-- Required work --
Gather the lines below that include the string "chính", copying each in full.

-- Data lines --
::::

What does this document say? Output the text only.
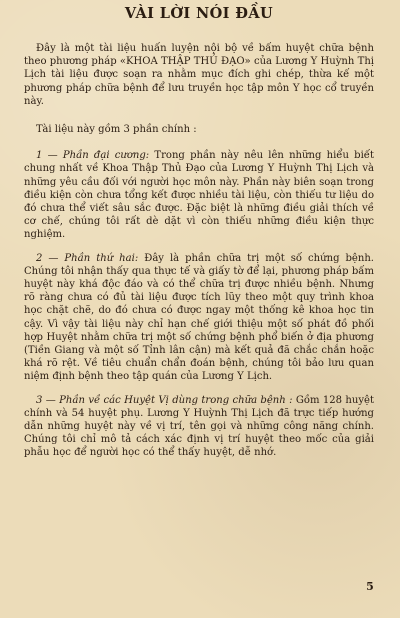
VÀI LỜI NÓI ĐẦU

Đây là một tài liệu huấn luyện nội bộ về bấm huyệt chữa bệnh theo phương pháp «KHOA THẬP THỦ ĐẠO» của Lương Y Huỳnh Thị Lịch tài liệu được soạn ra nhằm mục đích ghi chép, thừa kế một phương pháp chữa bệnh để lưu truyền học tập môn Y học cổ truyền này.

Tài liệu này gồm 3 phần chính :

1 — Phần đại cương: Trong phần này nêu lên những hiểu biết chung nhất về Khoa Thập Thủ Đạo của Lương Y Huỳnh Thị Lịch và những yêu cầu đối với người học môn này. Phần này biên soạn trong điều kiện còn chưa tổng kết được nhiều tài liệu, còn thiếu tư liệu do đó chưa thể viết sâu sắc được. Đặc biệt là những điều giải thích về cơ chế, chúng tôi rất dè dặt vì còn thiếu những điều kiện thực nghiệm.

2 — Phần thứ hai: Đây là phần chữa trị một số chứng bệnh. Chúng tôi nhận thấy qua thực tế và giấy tờ để lại, phương pháp bấm huyệt này khá độc đáo và có thể chữa trị được nhiều bệnh. Nhưng rõ ràng chưa có đủ tài liệu được tích lũy theo một quy trình khoa học chặt chẽ, do đó chưa có được ngay một thống kê khoa học tin cậy. Vì vậy tài liệu này chỉ hạn chế giới thiệu một số phát đồ phối hợp Huyệt nhằm chữa trị một số chứng bệnh phổ biến ở địa phương (Tiền Giang và một số Tỉnh lân cận) mà kết quả đã chắc chắn hoặc khá rõ rệt. Về tiêu chuẩn chẩn đoán bệnh, chúng tôi bảo lưu quan niệm định bệnh theo tập quán của Lương Y Lịch.

3 — Phần về các Huyệt Vị dùng trong chữa bệnh : Gồm 128 huyệt chính và 54 huyệt phụ. Lương Y Huỳnh Thị Lịch đã trực tiếp hướng dẫn những huyệt này về vị trí, tên gọi và những công năng chính. Chúng tôi chỉ mô tả cách xác định vị trí huyệt theo mốc của giải phẫu học để người học có thể thấy huyệt, dễ nhớ.

5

::::

-- Solution for this exercise --
Tài liệu này gồm 3 phần chính :
3 — Phần về các Huyệt Vị dùng trong chữa bệnh : Gồm 128 huyệt chính và 54 huyệt phụ. Lương Y Huỳnh Thị Lịch đã trực tiếp hướng dẫn những huyệt này về vị trí, tên gọi và những công năng chính. Chúng tôi chỉ mô tả cách xác định vị trí huyệt theo mốc của giải phẫu học để người học có thể thấy huyệt, dễ nhớ.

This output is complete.